Skip to content

Message Tuning Outshines Graph Prompt Tuning: A Prismatic Space Perspective

Conference: ICML 2026
arXiv: 2606.03290
Code: https://github.com/CYCUCAS/MTG
Area: Graph Learning / Graph Foundation Model Adaptation
Keywords: Graph Foundation Models, Graph Prompt Tuning, Prismatic Space Theory, Message Tuning, Geometric Measure Theory

TL;DR

This paper proposes Prismatic Space Theory (PS-Theory), which treats frozen GNN foundation models as layer-wise piecewise linear mappings that "refract" the input manifold in a prismatic manner. Based on this, it strictly proves an upper bound on the adaptation capability of graph prompt tuning. Furthermore, it introduces Message Tuning (MTG), which injects learnable "message prototypes" into each layer and dynamically fuses them with native messages. Theoretically, MTG can break through the aforementioned upper bound. Experiments across 15 datasets and 6 pre-training strategies demonstrate that MTG consistently outperforms existing graph prompt methods.

Background & Motivation

Background: Graph Foundation Models (GFMs) generally follow the "self-supervised pre-training + downstream adaptation" pipeline. The GNN backbone (MPNN or Graph Transformer) is pre-trained on large-scale graph data. For downstream tasks, three types of adaptation are commonly used: full-parameter fine-tuning, graph prompt tuning (inserting learnable tokens or subgraphs in the input space), and more aggressive structural adjustments. Graph prompt tuning has become the mainstream paradigm because it updates few parameters and mitigates negative transfer in few-shot scenarios.

Limitations of Prior Work: Although graph prompt methods like GPF, All-in-One, and Gprompt perform well experimentally, and existing work (Wang et al., 2025a) explains their efficacy through "equivalent transformation of input data," no one has strictly characterized the upper bound of graph prompt tuning's capability. Specifically, how much can it "expand" the output space of a frozen model? Is prompt tuning always constrained by a theoretical upper bound regardless of adjustments? Without answering these questions, it is impossible to judge the gap between current methods and the theoretical limit or to design new methods capable of surpassing it.

Key Challenge: Graph prompt tuning essentially performs additive perturbations \(\bm{X}_\omega = \tilde{\bm{X}} + \bm{c}\bm{p}^\top\) only at the input layer. Meanwhile, a frozen GFM is a composite layer-wise nonlinear contraction mapping—each ReLU layer "folds" or "projects" certain dimensions of the input manifold. This implies that the influence of the prompt is inevitably compressed by the product of layer-wise Jacobian singular values, resulting in a "rigid" upper bound determined by the backbone's geometric structure.

• Rows:
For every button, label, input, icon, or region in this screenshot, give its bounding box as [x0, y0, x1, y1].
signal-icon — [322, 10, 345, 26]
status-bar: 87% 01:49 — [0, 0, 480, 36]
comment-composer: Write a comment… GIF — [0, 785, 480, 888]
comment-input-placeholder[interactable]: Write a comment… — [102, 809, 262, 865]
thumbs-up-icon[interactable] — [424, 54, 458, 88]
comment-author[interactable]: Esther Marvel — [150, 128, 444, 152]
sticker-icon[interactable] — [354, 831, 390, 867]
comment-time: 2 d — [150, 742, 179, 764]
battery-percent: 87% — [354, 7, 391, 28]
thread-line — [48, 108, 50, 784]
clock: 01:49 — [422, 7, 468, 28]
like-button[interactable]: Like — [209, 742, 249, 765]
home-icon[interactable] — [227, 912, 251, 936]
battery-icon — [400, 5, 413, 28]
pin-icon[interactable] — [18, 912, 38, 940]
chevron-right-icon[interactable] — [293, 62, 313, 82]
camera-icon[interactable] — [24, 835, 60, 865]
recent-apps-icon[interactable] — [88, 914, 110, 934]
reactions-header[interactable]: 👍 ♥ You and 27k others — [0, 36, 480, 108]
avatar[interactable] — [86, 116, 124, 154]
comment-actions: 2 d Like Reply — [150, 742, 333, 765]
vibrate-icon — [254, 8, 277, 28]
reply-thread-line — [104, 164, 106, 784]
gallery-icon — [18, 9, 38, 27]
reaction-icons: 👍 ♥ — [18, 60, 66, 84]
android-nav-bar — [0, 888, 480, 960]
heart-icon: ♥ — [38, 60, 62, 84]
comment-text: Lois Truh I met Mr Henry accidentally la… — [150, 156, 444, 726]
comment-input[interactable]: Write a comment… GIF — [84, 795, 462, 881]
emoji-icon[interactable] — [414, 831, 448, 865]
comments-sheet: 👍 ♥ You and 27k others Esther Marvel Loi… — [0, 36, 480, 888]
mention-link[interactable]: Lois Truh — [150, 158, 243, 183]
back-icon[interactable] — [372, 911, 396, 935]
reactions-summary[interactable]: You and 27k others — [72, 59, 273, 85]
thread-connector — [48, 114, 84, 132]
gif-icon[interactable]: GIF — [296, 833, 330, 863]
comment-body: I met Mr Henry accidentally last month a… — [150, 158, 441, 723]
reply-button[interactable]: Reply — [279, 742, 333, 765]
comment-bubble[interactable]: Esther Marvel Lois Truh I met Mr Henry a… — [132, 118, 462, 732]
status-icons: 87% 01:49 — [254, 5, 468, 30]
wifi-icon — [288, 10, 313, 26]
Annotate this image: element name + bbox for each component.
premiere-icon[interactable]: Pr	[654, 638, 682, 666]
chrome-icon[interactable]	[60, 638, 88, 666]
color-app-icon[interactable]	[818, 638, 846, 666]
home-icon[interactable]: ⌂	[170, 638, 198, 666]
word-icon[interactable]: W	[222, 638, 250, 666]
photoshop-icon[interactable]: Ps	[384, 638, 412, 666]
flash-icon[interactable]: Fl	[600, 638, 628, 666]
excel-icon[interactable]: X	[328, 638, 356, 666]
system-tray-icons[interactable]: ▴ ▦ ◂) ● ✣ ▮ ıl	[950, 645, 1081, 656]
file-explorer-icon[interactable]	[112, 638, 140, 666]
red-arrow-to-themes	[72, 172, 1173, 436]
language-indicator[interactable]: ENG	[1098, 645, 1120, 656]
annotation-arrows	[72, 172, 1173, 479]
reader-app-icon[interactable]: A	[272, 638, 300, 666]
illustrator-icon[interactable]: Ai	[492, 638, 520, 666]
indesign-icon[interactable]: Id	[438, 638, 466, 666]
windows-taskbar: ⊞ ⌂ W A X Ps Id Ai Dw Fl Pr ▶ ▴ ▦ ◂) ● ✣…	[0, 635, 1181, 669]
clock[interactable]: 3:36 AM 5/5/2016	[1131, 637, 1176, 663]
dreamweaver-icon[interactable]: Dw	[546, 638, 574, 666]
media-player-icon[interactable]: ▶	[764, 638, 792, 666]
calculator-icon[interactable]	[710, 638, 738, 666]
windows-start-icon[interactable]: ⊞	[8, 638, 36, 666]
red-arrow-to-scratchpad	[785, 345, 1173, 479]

• Goal of the exercise: Can you write the next part of the page summarizing the Message Tuning paper, continuing right after its last sentence?

• Output of the task:
Goal: (1) Establish a mathematical framework to quantitatively characterize the "adaptation capability" of any adaptation method; (2) strictly derive the capability upper bound of graph prompt tuning using this framework; (3) design a lightweight adaptation method that can break through this bound.

Key Insight: From the perspective of geometric measure theory, each GFM layer is viewed as a piecewise linear mapping that refracts and compresses the input manifold into a low-dimensional prismatic space. Adaptation capability is thus transformed into three geometric quantities: the intrinsic dimension, Hausdorff measure, and diameter of the adapted output manifold.

Core Idea: Since prompts can only "leverage" the geometry of the frozen network at the input layer, it is better to directly inject learnable parameters inside each backbone layer to perturb the message fusion process itself—this is the starting point of MTG.

Method

PS-Theory provides the theory, while MTG provides the method.

Overall Architecture

Input side: Graph \(\mathcal{G}=(\mathcal{V},\mathcal{E})\), node feature matrix \(\bm{X}\in\mathbb{R}^{N\times d_0}\), and adjacency matrix \(\bm{A}\).

Model side: A frozen \(L\)-layer GFM \(\Phi=F^{(L)}\circ\cdots\circ F^{(1)}\), where each layer is abstracted as a triple: "Attention operator \(\mathfrak{A}\) + Message fusion operator \(\mathfrak{M}\) + Update operator \(\mathfrak{U}\)". GCN, GAT, GIN, and Graph Transformer can all be incorporated into this unified form.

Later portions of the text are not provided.